INSTRUCTION:
Identify each line below that contains the word "users", and copy it out.

## Start DATA FOR THE TASK

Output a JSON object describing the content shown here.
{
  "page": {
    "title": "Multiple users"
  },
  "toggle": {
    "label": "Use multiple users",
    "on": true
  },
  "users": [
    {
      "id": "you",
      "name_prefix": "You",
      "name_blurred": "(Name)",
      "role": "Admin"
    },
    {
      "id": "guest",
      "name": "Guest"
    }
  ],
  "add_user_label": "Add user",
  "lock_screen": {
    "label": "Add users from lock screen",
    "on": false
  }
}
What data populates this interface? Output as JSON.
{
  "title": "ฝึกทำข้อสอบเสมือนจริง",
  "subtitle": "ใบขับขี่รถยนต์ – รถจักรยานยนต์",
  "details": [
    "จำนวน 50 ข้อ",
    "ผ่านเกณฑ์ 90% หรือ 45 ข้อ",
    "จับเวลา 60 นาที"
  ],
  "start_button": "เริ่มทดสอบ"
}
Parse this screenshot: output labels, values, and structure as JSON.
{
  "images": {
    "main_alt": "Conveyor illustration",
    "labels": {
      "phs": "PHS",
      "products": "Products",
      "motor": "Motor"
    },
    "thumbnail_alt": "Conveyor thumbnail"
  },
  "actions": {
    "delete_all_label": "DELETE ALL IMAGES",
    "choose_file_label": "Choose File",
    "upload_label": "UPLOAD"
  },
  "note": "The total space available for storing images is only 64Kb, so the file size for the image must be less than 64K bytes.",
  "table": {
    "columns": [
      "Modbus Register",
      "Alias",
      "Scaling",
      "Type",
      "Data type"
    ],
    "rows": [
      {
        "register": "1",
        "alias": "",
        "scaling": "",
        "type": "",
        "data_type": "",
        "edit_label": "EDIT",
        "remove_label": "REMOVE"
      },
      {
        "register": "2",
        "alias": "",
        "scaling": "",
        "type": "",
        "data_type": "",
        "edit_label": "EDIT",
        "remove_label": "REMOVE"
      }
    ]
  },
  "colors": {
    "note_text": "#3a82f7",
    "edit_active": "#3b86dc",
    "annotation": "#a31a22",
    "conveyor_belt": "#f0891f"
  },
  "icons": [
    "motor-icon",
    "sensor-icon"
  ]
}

## End DATA FOR THE TASK

CORRECT RESPONSE:
    "title": "Multiple users"
    "label": "Use multiple users",
  "users": [
    "label": "Add users from lock screen",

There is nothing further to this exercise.